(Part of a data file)

........

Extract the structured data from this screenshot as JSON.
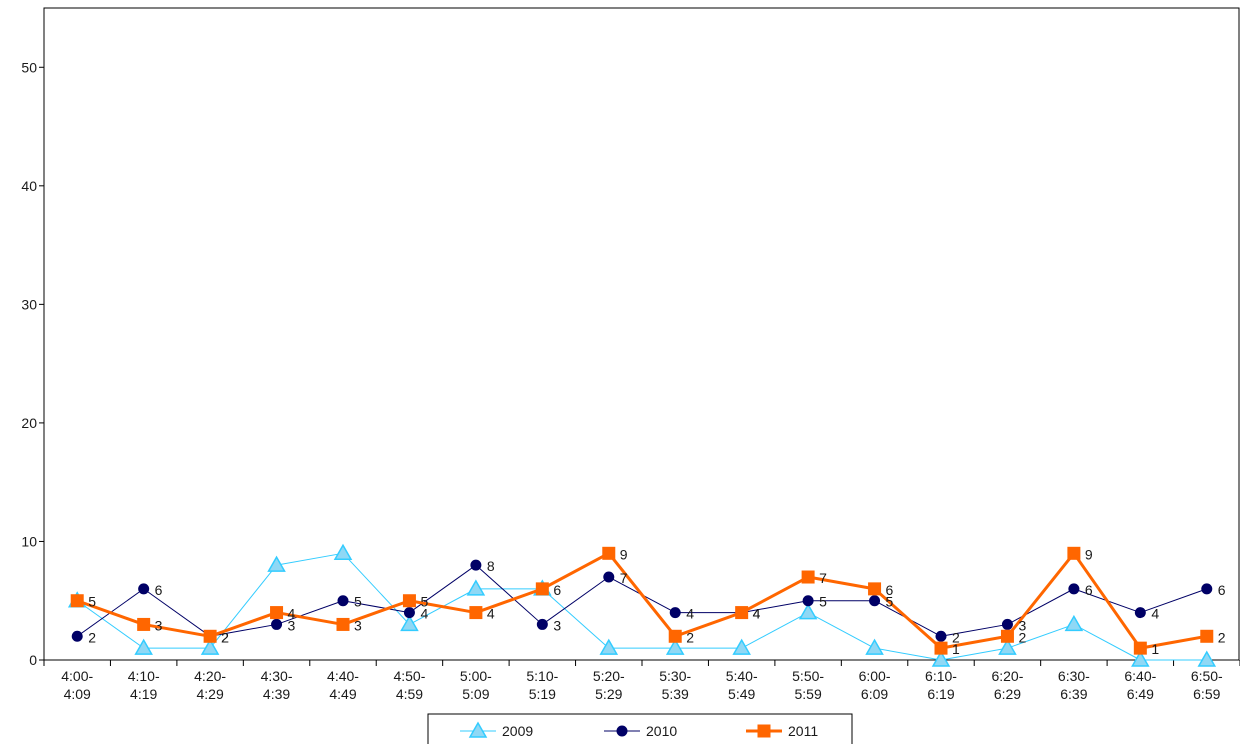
{
  "chart_data": {
    "type": "line",
    "categories": [
      [
        "4:00-",
        "4:09"
      ],
      [
        "4:10-",
        "4:19"
      ],
      [
        "4:20-",
        "4:29"
      ],
      [
        "4:30-",
        "4:39"
      ],
      [
        "4:40-",
        "4:49"
      ],
      [
        "4:50-",
        "4:59"
      ],
      [
        "5:00-",
        "5:09"
      ],
      [
        "5:10-",
        "5:19"
      ],
      [
        "5:20-",
        "5:29"
      ],
      [
        "5:30-",
        "5:39"
      ],
      [
        "5:40-",
        "5:49"
      ],
      [
        "5:50-",
        "5:59"
      ],
      [
        "6:00-",
        "6:09"
      ],
      [
        "6:10-",
        "6:19"
      ],
      [
        "6:20-",
        "6:29"
      ],
      [
        "6:30-",
        "6:39"
      ],
      [
        "6:40-",
        "6:49"
      ],
      [
        "6:50-",
        "6:59"
      ]
    ],
    "ylim": [
      0,
      55
    ],
    "yticks": [
      0,
      10,
      20,
      30,
      40,
      50
    ],
    "grid": false,
    "legend_position": "bottom",
    "series": [
      {
        "name": "2009",
        "color": "#33ccff",
        "marker": "triangle",
        "values": [
          5,
          1,
          1,
          8,
          9,
          3,
          6,
          6,
          1,
          1,
          1,
          4,
          1,
          0,
          1,
          3,
          0,
          0
        ],
        "data_labels": false
      },
      {
        "name": "2010",
        "color": "#000066",
        "marker": "circle",
        "values": [
          2,
          6,
          2,
          3,
          5,
          4,
          8,
          3,
          7,
          4,
          4,
          5,
          5,
          2,
          3,
          6,
          4,
          6
        ],
        "data_labels": true
      },
      {
        "name": "2011",
        "color": "#ff6600",
        "marker": "square",
        "values": [
          5,
          3,
          2,
          4,
          3,
          5,
          4,
          6,
          9,
          2,
          4,
          7,
          6,
          1,
          2,
          9,
          1,
          2
        ],
        "data_labels": true
      }
    ]
  }
}
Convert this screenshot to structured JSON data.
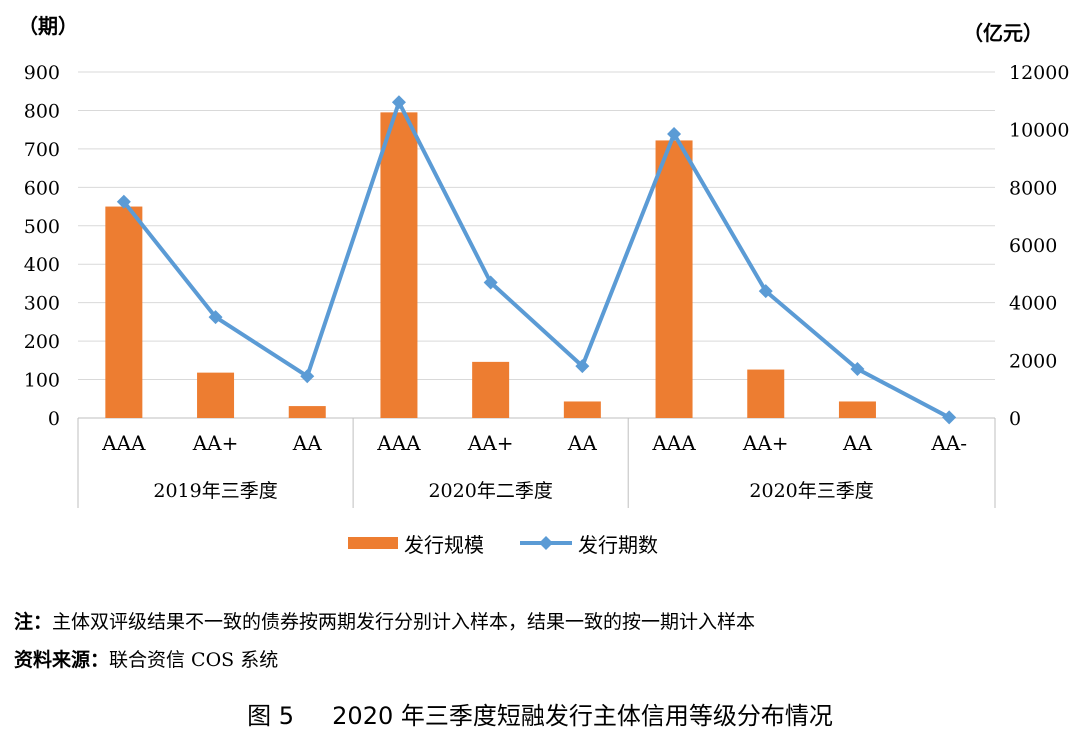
{
  "chart_data": {
    "type": "bar+line",
    "left_axis_unit": "（期）",
    "right_axis_unit": "（亿元）",
    "left_ticks": [
      "0",
      "100",
      "200",
      "300",
      "400",
      "500",
      "600",
      "700",
      "800",
      "900"
    ],
    "right_ticks": [
      "0",
      "2000",
      "4000",
      "6000",
      "8000",
      "10000",
      "12000"
    ],
    "ylim_left": [
      0,
      900
    ],
    "ylim_right": [
      0,
      12000
    ],
    "groups": [
      {
        "label": "2019年三季度",
        "categories": [
          "AAA",
          "AA+",
          "AA"
        ]
      },
      {
        "label": "2020年二季度",
        "categories": [
          "AAA",
          "AA+",
          "AA"
        ]
      },
      {
        "label": "2020年三季度",
        "categories": [
          "AAA",
          "AA+",
          "AA",
          "AA-"
        ]
      }
    ],
    "series": [
      {
        "name": "发行规模",
        "type": "bar",
        "axis": "left",
        "color": "#ED7D31",
        "values": [
          550,
          118,
          31,
          795,
          146,
          43,
          722,
          126,
          43,
          null
        ]
      },
      {
        "name": "发行期数",
        "type": "line",
        "axis": "right",
        "color": "#5B9BD5",
        "values": [
          7500,
          3500,
          1450,
          10950,
          4700,
          1800,
          9850,
          4400,
          1700,
          20
        ]
      }
    ],
    "legend_position": "bottom"
  },
  "notes": {
    "note_label": "注：",
    "note_text": "主体双评级结果不一致的债券按两期发行分别计入样本，结果一致的按一期计入样本",
    "source_label": "资料来源：",
    "source_text": "联合资信 COS 系统"
  },
  "caption": "图 5     2020 年三季度短融发行主体信用等级分布情况"
}
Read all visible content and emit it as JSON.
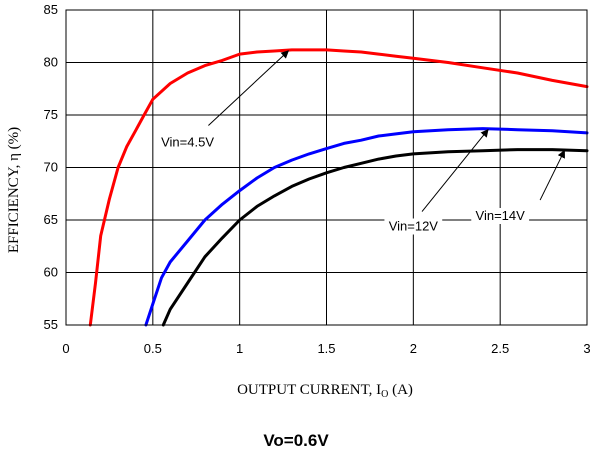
{
  "chart_data": {
    "type": "line",
    "title": "",
    "caption": "Vo=0.6V",
    "xlabel": {
      "main": "OUTPUT CURRENT, I",
      "sub": "O",
      "suffix": " (A)"
    },
    "ylabel": "EFFICIENCY, η  (%)",
    "xlim": [
      0,
      3
    ],
    "ylim": [
      55,
      85
    ],
    "xticks": [
      0,
      0.5,
      1,
      1.5,
      2,
      2.5,
      3
    ],
    "xtick_labels": [
      "0",
      "0.5",
      "1",
      "1.5",
      "2",
      "2.5",
      "3"
    ],
    "yticks": [
      55,
      60,
      65,
      70,
      75,
      80,
      85
    ],
    "ytick_labels": [
      "55",
      "60",
      "65",
      "70",
      "75",
      "80",
      "85"
    ],
    "grid": true,
    "legend": "none",
    "series": [
      {
        "label": "Vin=4.5V",
        "color": "#ff0000",
        "points": [
          [
            0.14,
            55
          ],
          [
            0.17,
            59
          ],
          [
            0.2,
            63.5
          ],
          [
            0.25,
            67
          ],
          [
            0.3,
            70
          ],
          [
            0.35,
            72
          ],
          [
            0.4,
            73.5
          ],
          [
            0.45,
            75
          ],
          [
            0.5,
            76.5
          ],
          [
            0.6,
            78
          ],
          [
            0.7,
            79
          ],
          [
            0.8,
            79.7
          ],
          [
            0.9,
            80.2
          ],
          [
            1.0,
            80.8
          ],
          [
            1.1,
            81
          ],
          [
            1.2,
            81.1
          ],
          [
            1.3,
            81.2
          ],
          [
            1.4,
            81.2
          ],
          [
            1.5,
            81.2
          ],
          [
            1.6,
            81.1
          ],
          [
            1.7,
            81
          ],
          [
            1.8,
            80.8
          ],
          [
            1.9,
            80.6
          ],
          [
            2.0,
            80.4
          ],
          [
            2.2,
            80
          ],
          [
            2.4,
            79.5
          ],
          [
            2.6,
            79
          ],
          [
            2.8,
            78.3
          ],
          [
            3.0,
            77.7
          ]
        ]
      },
      {
        "label": "Vin=12V",
        "color": "#0000ff",
        "points": [
          [
            0.46,
            55
          ],
          [
            0.5,
            57
          ],
          [
            0.55,
            59.5
          ],
          [
            0.6,
            61
          ],
          [
            0.7,
            63
          ],
          [
            0.8,
            65
          ],
          [
            0.9,
            66.5
          ],
          [
            1.0,
            67.8
          ],
          [
            1.1,
            69
          ],
          [
            1.2,
            70
          ],
          [
            1.3,
            70.7
          ],
          [
            1.4,
            71.3
          ],
          [
            1.5,
            71.8
          ],
          [
            1.6,
            72.3
          ],
          [
            1.7,
            72.6
          ],
          [
            1.8,
            73
          ],
          [
            1.9,
            73.2
          ],
          [
            2.0,
            73.4
          ],
          [
            2.2,
            73.6
          ],
          [
            2.4,
            73.7
          ],
          [
            2.6,
            73.6
          ],
          [
            2.8,
            73.5
          ],
          [
            3.0,
            73.3
          ]
        ]
      },
      {
        "label": "Vin=14V",
        "color": "#000000",
        "points": [
          [
            0.56,
            55
          ],
          [
            0.6,
            56.5
          ],
          [
            0.7,
            59
          ],
          [
            0.8,
            61.5
          ],
          [
            0.9,
            63.3
          ],
          [
            1.0,
            65
          ],
          [
            1.1,
            66.3
          ],
          [
            1.2,
            67.3
          ],
          [
            1.3,
            68.2
          ],
          [
            1.4,
            68.9
          ],
          [
            1.5,
            69.5
          ],
          [
            1.6,
            70
          ],
          [
            1.7,
            70.4
          ],
          [
            1.8,
            70.8
          ],
          [
            1.9,
            71.1
          ],
          [
            2.0,
            71.3
          ],
          [
            2.2,
            71.5
          ],
          [
            2.4,
            71.6
          ],
          [
            2.6,
            71.7
          ],
          [
            2.8,
            71.7
          ],
          [
            3.0,
            71.6
          ]
        ]
      }
    ],
    "annotations": [
      {
        "text": "Vin=4.5V",
        "label_at": [
          0.7,
          72.0
        ],
        "arrow_from": [
          0.82,
          74.0
        ],
        "arrow_to": [
          1.28,
          81.1
        ]
      },
      {
        "text": "Vin=12V",
        "label_at": [
          2.0,
          64.0
        ],
        "arrow_from": [
          2.05,
          65.8
        ],
        "arrow_to": [
          2.43,
          73.6
        ]
      },
      {
        "text": "Vin=14V",
        "label_at": [
          2.5,
          65.0
        ],
        "arrow_from": [
          2.73,
          66.9
        ],
        "arrow_to": [
          2.87,
          71.6
        ]
      }
    ]
  }
}
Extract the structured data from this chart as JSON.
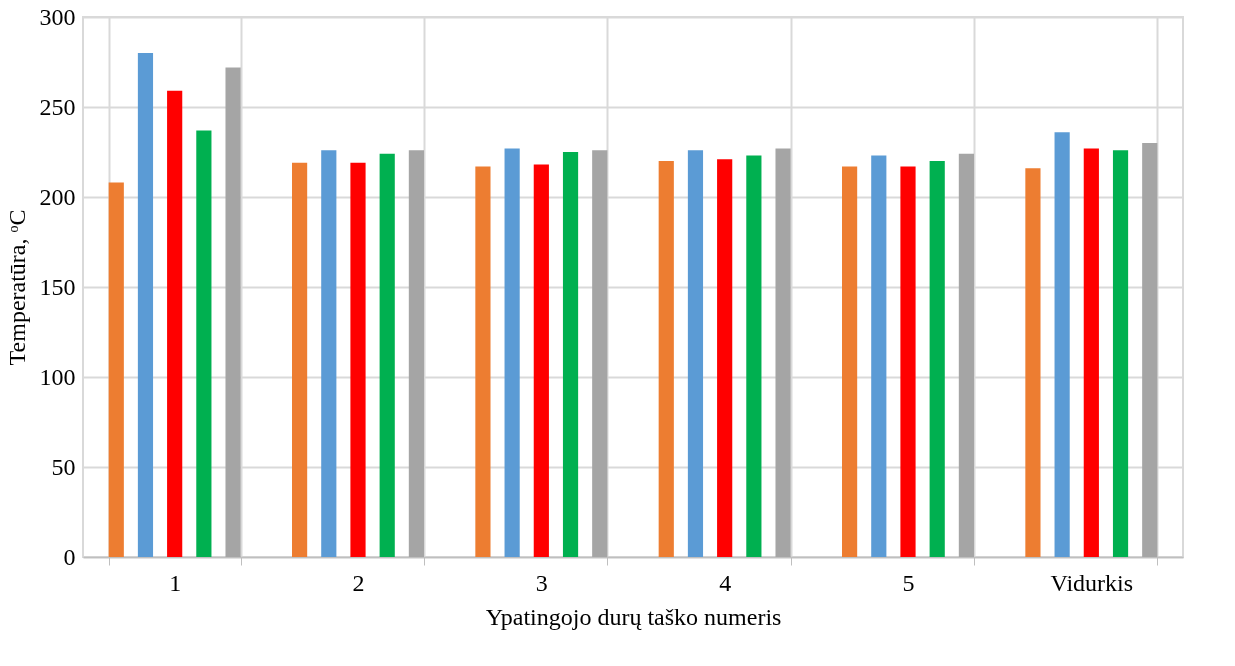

........

WHAT IS ASKED: Find and copy each line above that includes the string "marker".

FINISHED ANSWER:
        "marker": "triangle",
        "marker": "circle",
        "marker": "square",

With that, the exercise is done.